## Materials provided
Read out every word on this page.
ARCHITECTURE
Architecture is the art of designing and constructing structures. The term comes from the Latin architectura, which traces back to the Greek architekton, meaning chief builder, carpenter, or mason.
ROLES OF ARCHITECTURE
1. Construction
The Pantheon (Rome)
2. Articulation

## Goal
Your task is to quote the listing above word for word.

## Result below
Read out every word on this page.
ARCHITECTURE
Architecture is the art of designing and constructing structures. The term comes from the Latin architectura, which traces back to the Greek architekton, meaning chief builder, carpenter, or mason.
ROLES OF ARCHITECTURE
1. Construction
The Pantheon (Rome)
2. Articulation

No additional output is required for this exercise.